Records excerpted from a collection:
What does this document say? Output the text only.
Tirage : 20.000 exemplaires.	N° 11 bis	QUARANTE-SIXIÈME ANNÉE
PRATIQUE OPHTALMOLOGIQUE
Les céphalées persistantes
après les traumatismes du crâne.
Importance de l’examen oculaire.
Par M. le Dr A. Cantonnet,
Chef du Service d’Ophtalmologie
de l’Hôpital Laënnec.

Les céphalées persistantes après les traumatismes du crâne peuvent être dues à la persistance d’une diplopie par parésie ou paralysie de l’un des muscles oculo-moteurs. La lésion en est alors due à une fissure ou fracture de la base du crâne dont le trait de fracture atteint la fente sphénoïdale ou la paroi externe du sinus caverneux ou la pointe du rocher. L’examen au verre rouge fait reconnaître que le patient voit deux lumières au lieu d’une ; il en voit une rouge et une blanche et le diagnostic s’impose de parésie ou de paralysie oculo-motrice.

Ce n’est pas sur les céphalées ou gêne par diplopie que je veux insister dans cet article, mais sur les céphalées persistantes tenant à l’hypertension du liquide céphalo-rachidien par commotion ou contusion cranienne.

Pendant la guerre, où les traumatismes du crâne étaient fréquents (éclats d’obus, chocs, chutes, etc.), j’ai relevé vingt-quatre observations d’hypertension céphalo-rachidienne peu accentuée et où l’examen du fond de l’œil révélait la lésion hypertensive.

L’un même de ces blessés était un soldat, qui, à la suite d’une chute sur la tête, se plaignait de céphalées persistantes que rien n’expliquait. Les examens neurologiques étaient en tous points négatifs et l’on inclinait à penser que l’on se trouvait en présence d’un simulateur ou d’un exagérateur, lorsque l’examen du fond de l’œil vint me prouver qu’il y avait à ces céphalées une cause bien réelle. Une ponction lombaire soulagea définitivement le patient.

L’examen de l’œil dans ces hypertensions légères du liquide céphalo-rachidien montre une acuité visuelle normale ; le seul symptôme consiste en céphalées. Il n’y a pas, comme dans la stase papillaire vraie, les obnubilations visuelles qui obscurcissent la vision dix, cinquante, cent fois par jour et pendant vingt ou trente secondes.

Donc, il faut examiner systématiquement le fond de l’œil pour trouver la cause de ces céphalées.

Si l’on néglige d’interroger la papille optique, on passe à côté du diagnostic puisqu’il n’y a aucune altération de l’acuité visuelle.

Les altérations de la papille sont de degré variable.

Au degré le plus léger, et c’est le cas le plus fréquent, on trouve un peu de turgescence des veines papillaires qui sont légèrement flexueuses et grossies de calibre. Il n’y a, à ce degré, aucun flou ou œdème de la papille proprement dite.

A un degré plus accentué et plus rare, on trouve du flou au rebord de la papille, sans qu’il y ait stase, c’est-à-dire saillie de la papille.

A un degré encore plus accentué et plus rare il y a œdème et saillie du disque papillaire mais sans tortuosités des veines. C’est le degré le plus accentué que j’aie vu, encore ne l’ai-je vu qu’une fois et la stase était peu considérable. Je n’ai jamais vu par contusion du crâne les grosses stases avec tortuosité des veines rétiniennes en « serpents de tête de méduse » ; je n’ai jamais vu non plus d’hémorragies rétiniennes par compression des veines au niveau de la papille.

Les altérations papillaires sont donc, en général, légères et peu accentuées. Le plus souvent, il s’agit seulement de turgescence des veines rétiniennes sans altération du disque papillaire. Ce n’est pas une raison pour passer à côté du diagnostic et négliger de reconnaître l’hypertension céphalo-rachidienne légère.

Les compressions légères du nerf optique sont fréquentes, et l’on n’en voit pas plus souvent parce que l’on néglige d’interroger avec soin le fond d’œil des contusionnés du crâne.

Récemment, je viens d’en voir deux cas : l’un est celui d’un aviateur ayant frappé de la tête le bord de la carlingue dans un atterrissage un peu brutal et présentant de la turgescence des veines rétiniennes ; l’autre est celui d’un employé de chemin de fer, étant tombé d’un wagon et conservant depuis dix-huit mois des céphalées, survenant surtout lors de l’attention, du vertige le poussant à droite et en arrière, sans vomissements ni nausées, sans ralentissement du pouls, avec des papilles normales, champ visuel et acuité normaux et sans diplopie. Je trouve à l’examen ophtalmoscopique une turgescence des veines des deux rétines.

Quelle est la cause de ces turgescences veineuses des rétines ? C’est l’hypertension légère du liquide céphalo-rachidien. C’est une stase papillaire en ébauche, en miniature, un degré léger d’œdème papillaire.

• [Problem statement] Every record shown above should be written out again exactly.

• [Output below]
What does this document say? Output the text only.
Tirage : 20.000 exemplaires.	N° 11 bis	QUARANTE-SIXIÈME ANNÉE
PRATIQUE OPHTALMOLOGIQUE
Les céphalées persistantes
après les traumatismes du crâne.
Importance de l’examen oculaire.
Par M. le Dr A. Cantonnet,
Chef du Service d’Ophtalmologie
de l’Hôpital Laënnec.

Les céphalées persistantes après les traumatismes du crâne peuvent être dues à la persistance d’une diplopie par parésie ou paralysie de l’un des muscles oculo-moteurs. La lésion en est alors due à une fissure ou fracture de la base du crâne dont le trait de fracture atteint la fente sphénoïdale ou la paroi externe du sinus caverneux ou la pointe du rocher. L’examen au verre rouge fait reconnaître que le patient voit deux lumières au lieu d’une ; il en voit une rouge et une blanche et le diagnostic s’impose de parésie ou de paralysie oculo-motrice.

Ce n’est pas sur les céphalées ou gêne par diplopie que je veux insister dans cet article, mais sur les céphalées persistantes tenant à l’hypertension du liquide céphalo-rachidien par commotion ou contusion cranienne.

Pendant la guerre, où les traumatismes du crâne étaient fréquents (éclats d’obus, chocs, chutes, etc.), j’ai relevé vingt-quatre observations d’hypertension céphalo-rachidienne peu accentuée et où l’examen du fond de l’œil révélait la lésion hypertensive.

L’un même de ces blessés était un soldat, qui, à la suite d’une chute sur la tête, se plaignait de céphalées persistantes que rien n’expliquait. Les examens neurologiques étaient en tous points négatifs et l’on inclinait à penser que l’on se trouvait en présence d’un simulateur ou d’un exagérateur, lorsque l’examen du fond de l’œil vint me prouver qu’il y avait à ces céphalées une cause bien réelle. Une ponction lombaire soulagea définitivement le patient.

L’examen de l’œil dans ces hypertensions légères du liquide céphalo-rachidien montre une acuité visuelle normale ; le seul symptôme consiste en céphalées. Il n’y a pas, comme dans la stase papillaire vraie, les obnubilations visuelles qui obscurcissent la vision dix, cinquante, cent fois par jour et pendant vingt ou trente secondes.

Donc, il faut examiner systématiquement le fond de l’œil pour trouver la cause de ces céphalées.

Si l’on néglige d’interroger la papille optique, on passe à côté du diagnostic puisqu’il n’y a aucune altération de l’acuité visuelle.

Les altérations de la papille sont de degré variable.

Au degré le plus léger, et c’est le cas le plus fréquent, on trouve un peu de turgescence des veines papillaires qui sont légèrement flexueuses et grossies de calibre. Il n’y a, à ce degré, aucun flou ou œdème de la papille proprement dite.

A un degré plus accentué et plus rare, on trouve du flou au rebord de la papille, sans qu’il y ait stase, c’est-à-dire saillie de la papille.

A un degré encore plus accentué et plus rare il y a œdème et saillie du disque papillaire mais sans tortuosités des veines. C’est le degré le plus accentué que j’aie vu, encore ne l’ai-je vu qu’une fois et la stase était peu considérable. Je n’ai jamais vu par contusion du crâne les grosses stases avec tortuosité des veines rétiniennes en « serpents de tête de méduse » ; je n’ai jamais vu non plus d’hémorragies rétiniennes par compression des veines au niveau de la papille.

Les altérations papillaires sont donc, en général, légères et peu accentuées. Le plus souvent, il s’agit seulement de turgescence des veines rétiniennes sans altération du disque papillaire. Ce n’est pas une raison pour passer à côté du diagnostic et négliger de reconnaître l’hypertension céphalo-rachidienne légère.

Les compressions légères du nerf optique sont fréquentes, et l’on n’en voit pas plus souvent parce que l’on néglige d’interroger avec soin le fond d’œil des contusionnés du crâne.

Récemment, je viens d’en voir deux cas : l’un est celui d’un aviateur ayant frappé de la tête le bord de la carlingue dans un atterrissage un peu brutal et présentant de la turgescence des veines rétiniennes ; l’autre est celui d’un employé de chemin de fer, étant tombé d’un wagon et conservant depuis dix-huit mois des céphalées, survenant surtout lors de l’attention, du vertige le poussant à droite et en arrière, sans vomissements ni nausées, sans ralentissement du pouls, avec des papilles normales, champ visuel et acuité normaux et sans diplopie. Je trouve à l’examen ophtalmoscopique une turgescence des veines des deux rétines.

Quelle est la cause de ces turgescences veineuses des rétines ? C’est l’hypertension légère du liquide céphalo-rachidien. C’est une stase papillaire en ébauche, en miniature, un degré léger d’œdème papillaire.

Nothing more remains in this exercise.